▶ [Exercise requirements]:
Write every entry out again exactly, please, and skip the pictures.

▶ [The records]:
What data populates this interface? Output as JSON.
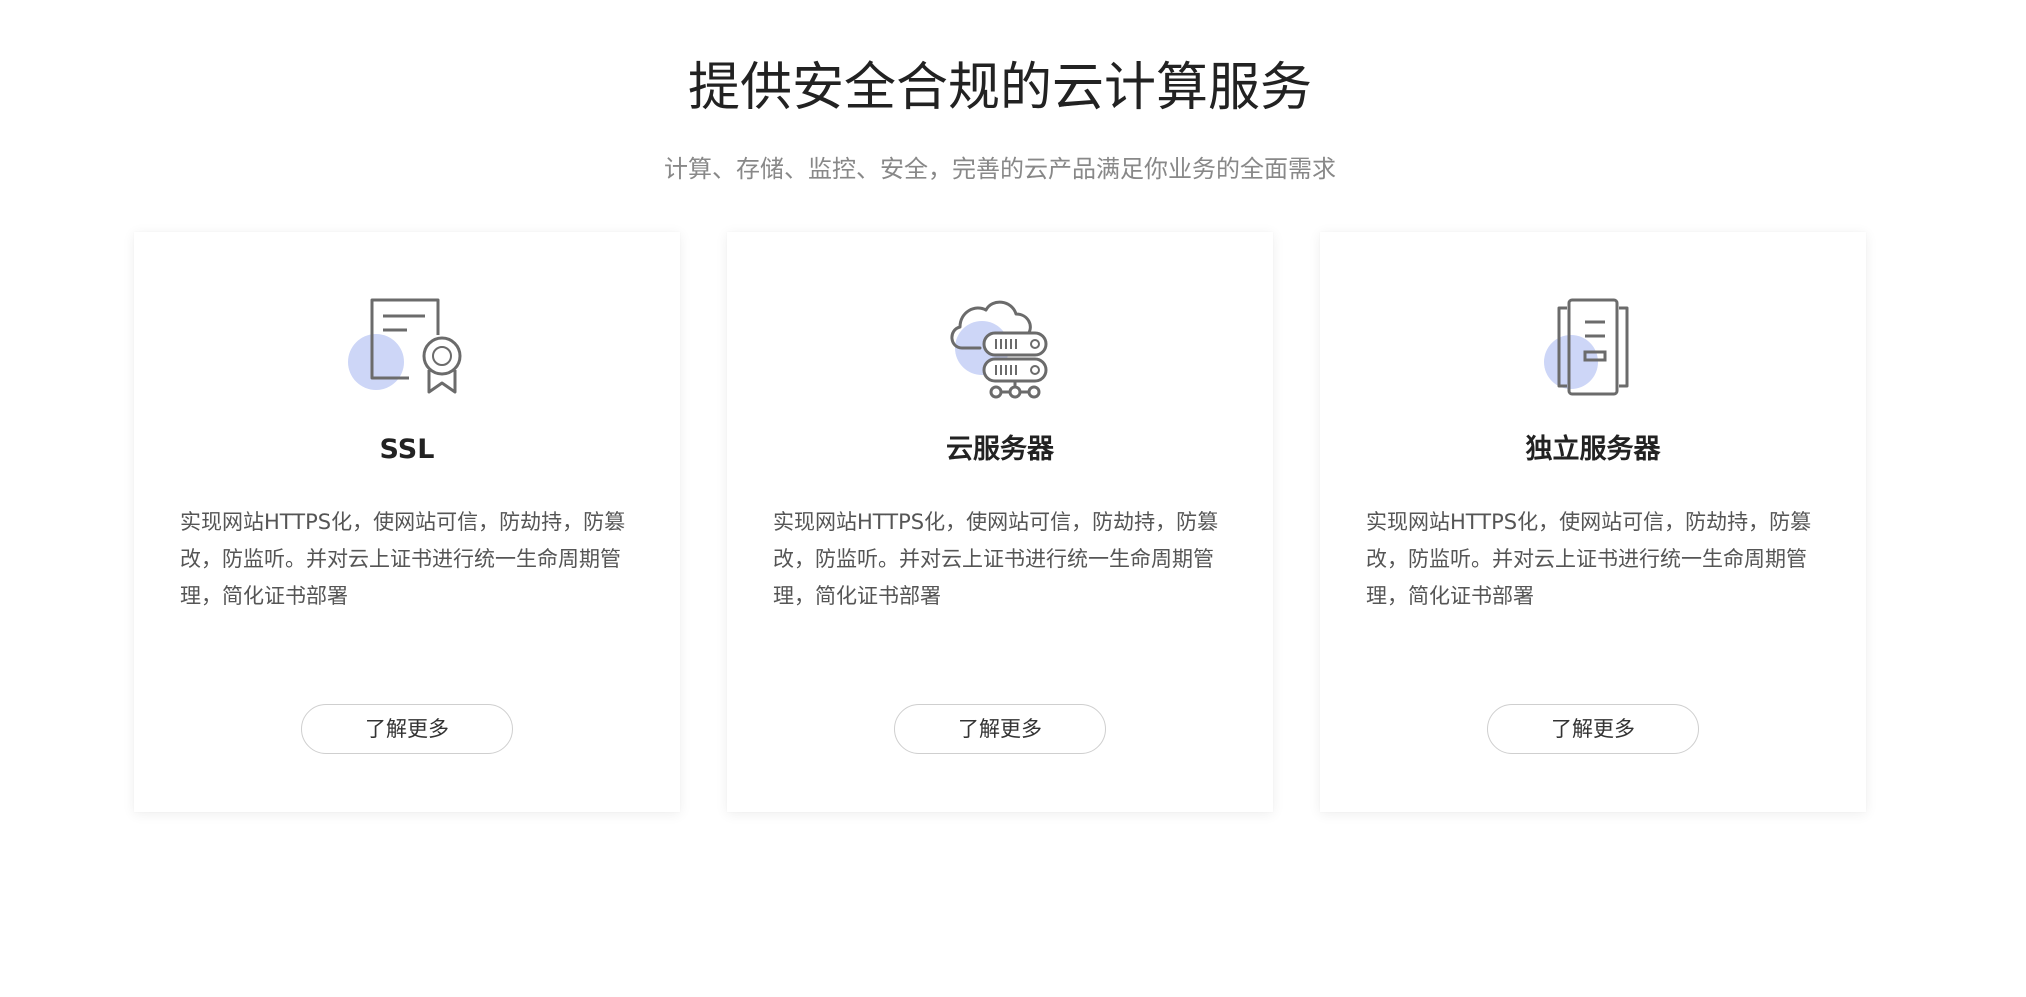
{
  "header": {
    "title": "提供安全合规的云计算服务",
    "subtitle": "计算、存储、监控、安全，完善的云产品满足你业务的全面需求"
  },
  "colors": {
    "accent_circle": "#cdd6f7",
    "icon_stroke": "#6b6b6b",
    "title_text": "#222222",
    "desc_text": "#555555",
    "button_border": "#cfcfcf"
  },
  "cards": [
    {
      "icon": "certificate-icon",
      "title": "SSL",
      "description": "实现网站HTTPS化，使网站可信，防劫持，防篡改，防监听。并对云上证书进行统一生命周期管理，简化证书部署",
      "button_label": "了解更多"
    },
    {
      "icon": "cloud-server-icon",
      "title": "云服务器",
      "description": "实现网站HTTPS化，使网站可信，防劫持，防篡改，防监听。并对云上证书进行统一生命周期管理，简化证书部署",
      "button_label": "了解更多"
    },
    {
      "icon": "dedicated-server-icon",
      "title": "独立服务器",
      "description": "实现网站HTTPS化，使网站可信，防劫持，防篡改，防监听。并对云上证书进行统一生命周期管理，简化证书部署",
      "button_label": "了解更多"
    }
  ]
}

▶ [Solved exercise]:
What data populates this interface? Output as JSON.
{
  "header": {
    "title": "提供安全合规的云计算服务",
    "subtitle": "计算、存储、监控、安全，完善的云产品满足你业务的全面需求"
  },
  "colors": {
    "accent_circle": "#cdd6f7",
    "icon_stroke": "#6b6b6b",
    "title_text": "#222222",
    "desc_text": "#555555",
    "button_border": "#cfcfcf"
  },
  "cards": [
    {
      "icon": "certificate-icon",
      "title": "SSL",
      "description": "实现网站HTTPS化，使网站可信，防劫持，防篡改，防监听。并对云上证书进行统一生命周期管理，简化证书部署",
      "button_label": "了解更多"
    },
    {
      "icon": "cloud-server-icon",
      "title": "云服务器",
      "description": "实现网站HTTPS化，使网站可信，防劫持，防篡改，防监听。并对云上证书进行统一生命周期管理，简化证书部署",
      "button_label": "了解更多"
    },
    {
      "icon": "dedicated-server-icon",
      "title": "独立服务器",
      "description": "实现网站HTTPS化，使网站可信，防劫持，防篡改，防监听。并对云上证书进行统一生命周期管理，简化证书部署",
      "button_label": "了解更多"
    }
  ]
}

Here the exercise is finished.